● Activity: Go through the data below. Pull out every line that has the word "Damián".
Source information Start Marker
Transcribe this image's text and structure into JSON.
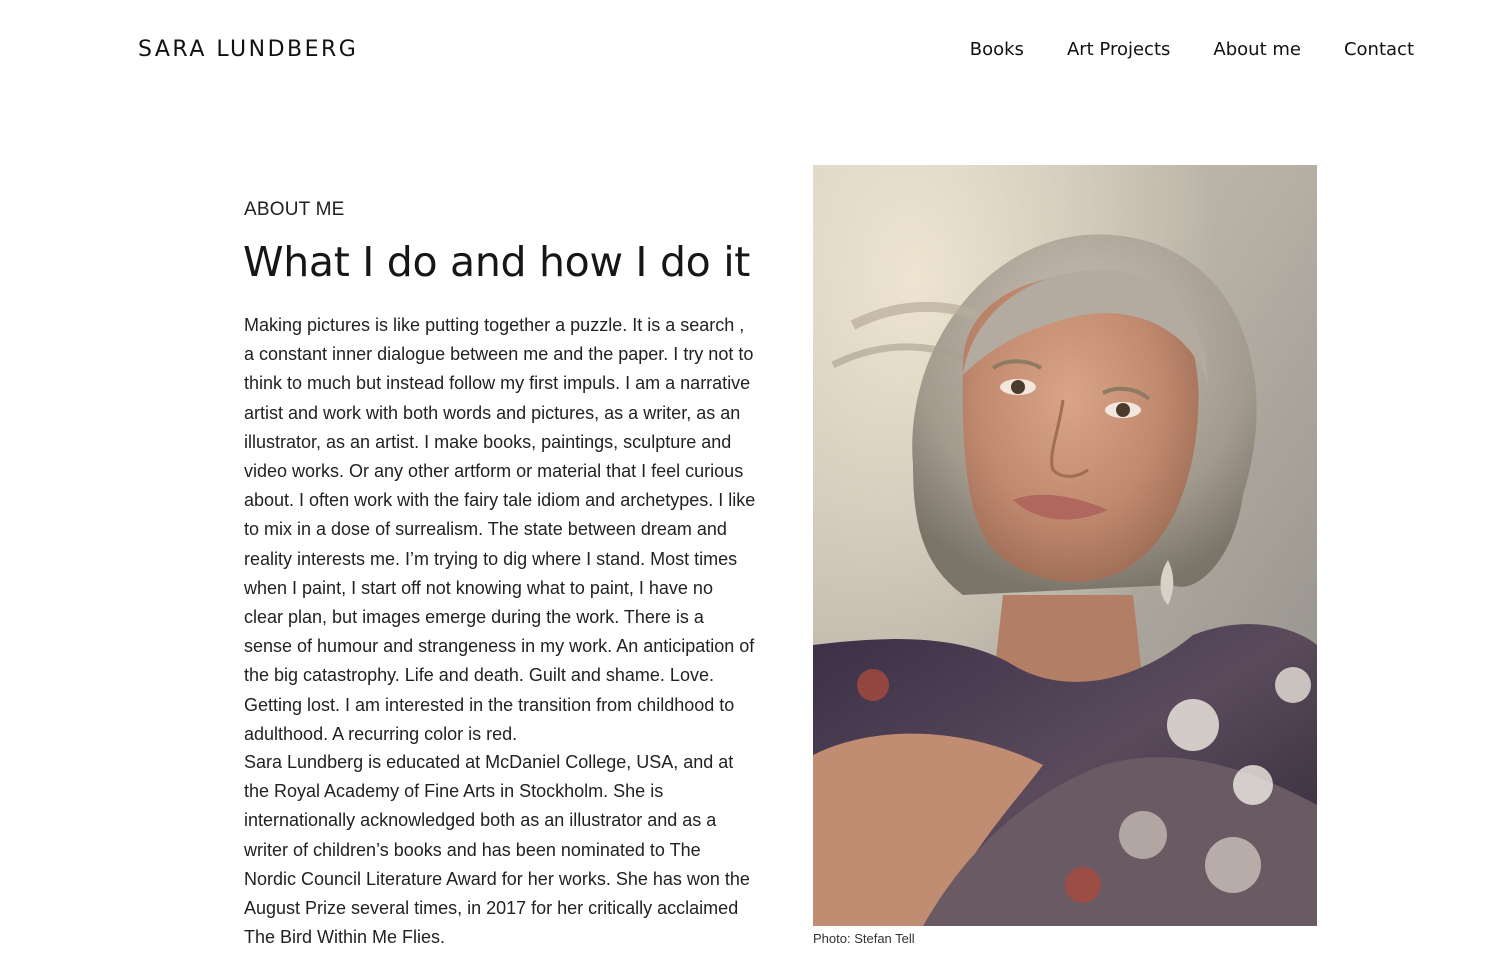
{
  "header": {
    "logo": "SARA LUNDBERG",
    "nav": [
      {
        "label": "Books"
      },
      {
        "label": "Art Projects"
      },
      {
        "label": "About me"
      },
      {
        "label": "Contact"
      }
    ]
  },
  "about": {
    "eyebrow": "ABOUT ME",
    "title": "What I do and how I do it",
    "paragraphs": [
      "Making pictures is like putting together a puzzle. It is a search , a constant inner dialogue between me and the paper. I try not to think to much but instead follow my first impuls. I am a narrative artist and work with both words and pictures, as a writer, as an illustrator, as an artist. I make books, paintings, sculpture and video works. Or any other artform or material that I feel curious about. I often work with the fairy tale idiom and archetypes. I like to mix in a dose of surrealism. The state between dream and reality interests me. I’m trying to dig where I stand. Most times when I paint, I start off not knowing what to paint, I have no clear plan, but images emerge during the work. There is a sense of humour and strangeness in my work. An anticipation of the big catastrophy. Life and death. Guilt and shame. Love. Getting lost. I am interested in the transition from childhood to adulthood. A recurring color is red.",
      "Sara Lundberg is educated at McDaniel College, USA, and at the Royal Academy of Fine Arts in Stockholm. She is internationally acknowledged both as an illustrator and as a writer of children’s books and has been nominated to The Nordic Council Literature Award for her works. She has won the August Prize several times, in 2017 for her critically acclaimed The Bird Within Me Flies."
    ],
    "photo_credit": "Photo: Stefan Tell"
  }
}
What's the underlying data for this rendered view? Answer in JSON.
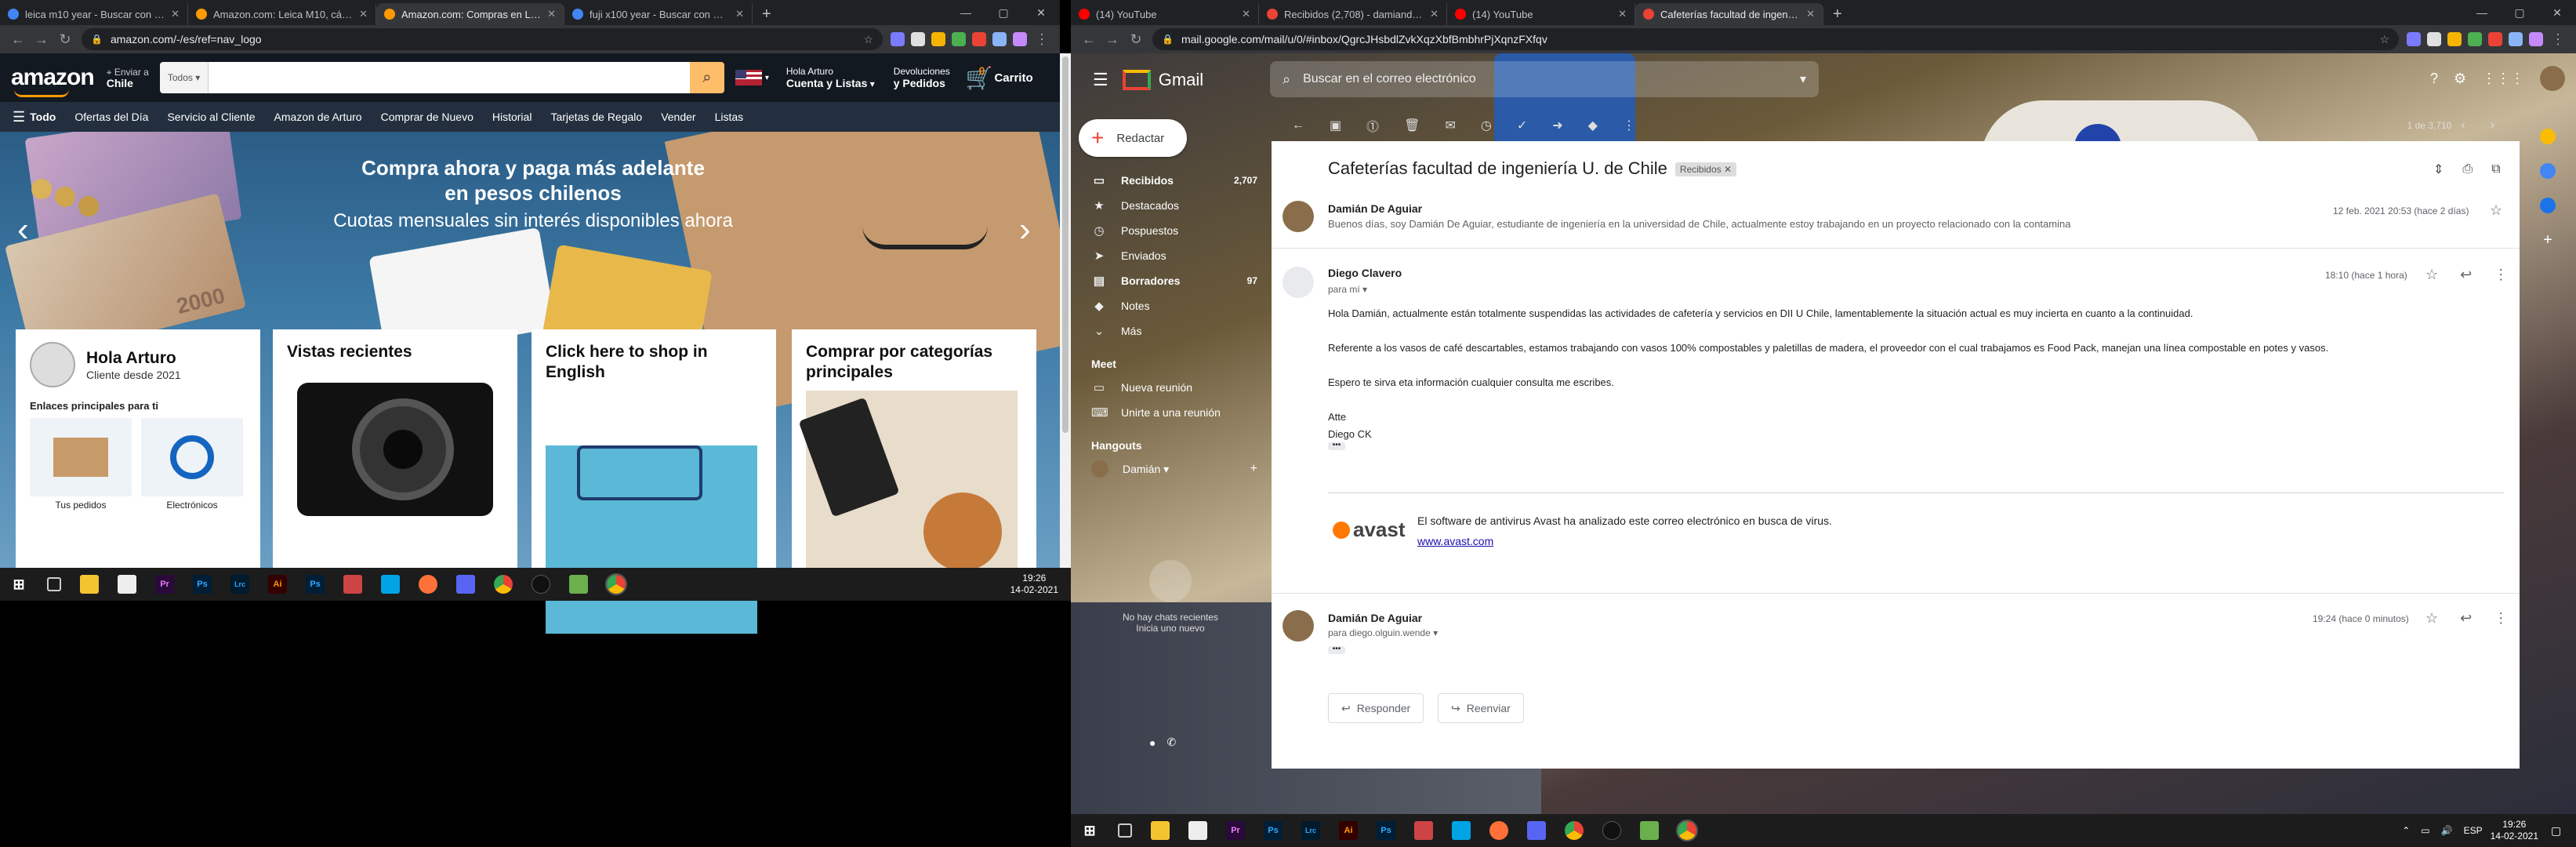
{
  "left_browser": {
    "tabs": [
      {
        "label": "leica m10 year - Buscar con Goo",
        "active": false,
        "fav": "#4285f4"
      },
      {
        "label": "Amazon.com: Leica M10, cámara",
        "active": false,
        "fav": "#ff9900"
      },
      {
        "label": "Amazon.com: Compras en Línea",
        "active": true,
        "fav": "#ff9900"
      },
      {
        "label": "fuji x100 year - Buscar con Goo",
        "active": false,
        "fav": "#4285f4"
      }
    ],
    "url": "amazon.com/-/es/ref=nav_logo"
  },
  "amazon": {
    "logo": "amazon",
    "deliver_line1": "Enviar a",
    "deliver_line2": "Chile",
    "search_category": "Todos",
    "account_line1": "Hola Arturo",
    "account_line2": "Cuenta y Listas",
    "returns_line1": "Devoluciones",
    "returns_line2": "y Pedidos",
    "cart_label": "Carrito",
    "cart_count": "0",
    "subnav": [
      "Todo",
      "Ofertas del Día",
      "Servicio al Cliente",
      "Amazon de Arturo",
      "Comprar de Nuevo",
      "Historial",
      "Tarjetas de Regalo",
      "Vender",
      "Listas"
    ],
    "hero_line1": "Compra ahora y paga más adelante",
    "hero_line2": "en pesos chilenos",
    "hero_line3": "Cuotas mensuales sin interés disponibles ahora",
    "card1_title": "Hola Arturo",
    "card1_sub": "Cliente desde 2021",
    "card1_links": "Enlaces principales para ti",
    "card1_item1": "Tus pedidos",
    "card1_item2": "Electrónicos",
    "card2_title": "Vistas recientes",
    "card3_title": "Click here to shop in English",
    "card4_title": "Comprar por categorías principales",
    "banknote": "2000"
  },
  "left_taskbar": {
    "time": "19:26",
    "date": "14-02-2021",
    "icons": [
      "Pr",
      "Ps",
      "Lrc",
      "Ai",
      "Ps"
    ]
  },
  "right_browser": {
    "tabs": [
      {
        "label": "(14) YouTube",
        "active": false,
        "fav": "#ff0000"
      },
      {
        "label": "Recibidos (2,708) - damiandeag",
        "active": false,
        "fav": "#ea4335"
      },
      {
        "label": "(14) YouTube",
        "active": false,
        "fav": "#ff0000"
      },
      {
        "label": "Cafeterías facultad de ingeniería",
        "active": true,
        "fav": "#ea4335"
      }
    ],
    "url": "mail.google.com/mail/u/0/#inbox/QgrcJHsbdlZvkXqzXbfBmbhrPjXqnzFXfqv"
  },
  "gmail": {
    "product": "Gmail",
    "search_placeholder": "Buscar en el correo electrónico",
    "compose": "Redactar",
    "nav": [
      {
        "label": "Recibidos",
        "count": "2,707",
        "icon": "inbox-icon",
        "glyph": "▭",
        "bold": true
      },
      {
        "label": "Destacados",
        "count": "",
        "icon": "star-icon",
        "glyph": "★",
        "bold": false
      },
      {
        "label": "Pospuestos",
        "count": "",
        "icon": "clock-icon",
        "glyph": "◷",
        "bold": false
      },
      {
        "label": "Enviados",
        "count": "",
        "icon": "send-icon",
        "glyph": "➤",
        "bold": false
      },
      {
        "label": "Borradores",
        "count": "97",
        "icon": "draft-icon",
        "glyph": "▤",
        "bold": true
      },
      {
        "label": "Notes",
        "count": "",
        "icon": "label-icon",
        "glyph": "◆",
        "bold": false
      },
      {
        "label": "Más",
        "count": "",
        "icon": "chevron-down-icon",
        "glyph": "⌄",
        "bold": false
      }
    ],
    "meet_title": "Meet",
    "meet_new": "Nueva reunión",
    "meet_join": "Unirte a una reunión",
    "hangouts_title": "Hangouts",
    "hangouts_user": "Damián",
    "no_chats": "No hay chats recientes",
    "start_chat": "Inicia uno nuevo",
    "page_counter": "1 de 3,710",
    "subject": "Cafeterías facultad de ingeniería U. de Chile",
    "label": "Recibidos",
    "messages": [
      {
        "from": "Damián De Aguiar",
        "snippet": "Buenos días, soy Damián De Aguiar, estudiante de ingeniería en la universidad de Chile, actualmente estoy trabajando en un proyecto relacionado con la contamina",
        "time": "12 feb. 2021 20:53 (hace 2 días)"
      },
      {
        "from": "Diego Clavero",
        "to": "para mí",
        "time": "18:10 (hace 1 hora)"
      },
      {
        "from": "Damián De Aguiar",
        "to": "para diego.olguin.wende",
        "time": "19:24 (hace 0 minutos)"
      }
    ],
    "body_p1": "Hola Damián, actualmente están totalmente suspendidas las actividades de cafetería y servicios en DII U Chile, lamentablemente la situación actual es muy incierta en cuanto a la continuidad.",
    "body_p2": "Referente a los vasos de café descartables, estamos trabajando con vasos 100% compostables y paletillas de madera, el proveedor con el cual trabajamos es Food Pack, manejan una línea compostable en potes y vasos.",
    "body_p3": "Espero te sirva eta información cualquier consulta me escribes.",
    "body_sign1": "Atte",
    "body_sign2": "Diego CK",
    "avast_logo": "avast",
    "avast_text": "El software de antivirus Avast ha analizado este correo electrónico en busca de virus.",
    "avast_link": "www.avast.com",
    "reply": "Responder",
    "forward": "Reenviar"
  },
  "right_taskbar": {
    "time": "19:26",
    "date": "14-02-2021",
    "lang": "ESP",
    "icons": [
      "Pr",
      "Ps",
      "Lrc",
      "Ai",
      "Ps"
    ]
  },
  "colors": {
    "amazon_dark": "#131921",
    "amazon_nav": "#232f3e",
    "amazon_orange": "#febd69",
    "chrome_dark": "#202124",
    "gmail_red": "#ea4335"
  }
}
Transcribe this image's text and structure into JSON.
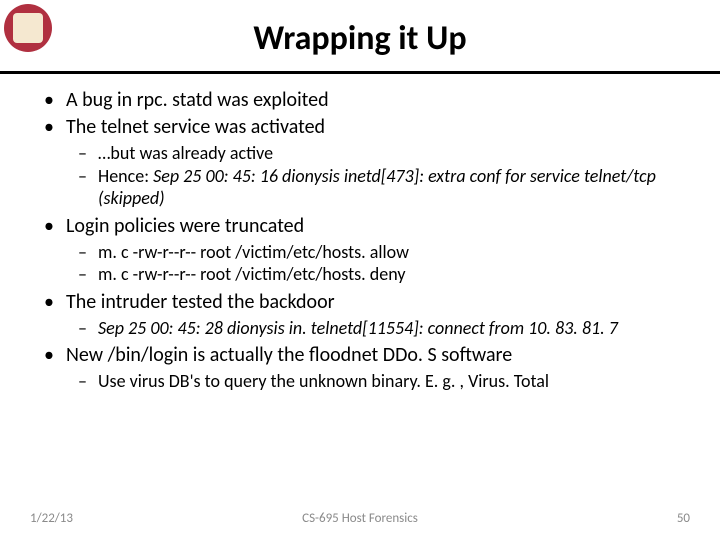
{
  "title": "Wrapping it Up",
  "bullets": {
    "b1": "A bug in rpc. statd was exploited",
    "b2": "The telnet service was activated",
    "b2_sub": {
      "s1": "…but was already active",
      "s2_prefix": "Hence: ",
      "s2_italic": "Sep 25 00: 45: 16 dionysis inetd[473]: extra conf for service telnet/tcp (skipped)"
    },
    "b3": "Login policies were truncated",
    "b3_sub": {
      "s1": "m. c -rw-r--r-- root /victim/etc/hosts. allow",
      "s2": "m. c -rw-r--r-- root /victim/etc/hosts. deny"
    },
    "b4": "The intruder tested the backdoor",
    "b4_sub": {
      "s1": "Sep 25 00: 45: 28 dionysis in. telnetd[11554]: connect from 10. 83. 81. 7"
    },
    "b5": "New /bin/login is actually the floodnet DDo. S software",
    "b5_sub": {
      "s1": "Use virus DB's to query the unknown binary. E. g. , Virus. Total"
    }
  },
  "footer": {
    "date": "1/22/13",
    "course": "CS-695 Host Forensics",
    "page": "50"
  }
}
Source information End Marker
● Solution below:
    "hangouts_user": "Damián",
        "from": "Damián De Aguiar",
        "snippet": "Buenos días, soy Damián De Aguiar, estudiante de ingeniería en la universidad de Chile, actualmente estoy trabajando en un proyecto relacionado con la contamina",
        "from": "Damián De Aguiar",
    "body_p1": "Hola Damián, actualmente están totalmente suspendidas las actividades de cafetería y servicios en DII U Chile, lamentablemente la situación actual es muy incierta en cuanto a la continuidad.",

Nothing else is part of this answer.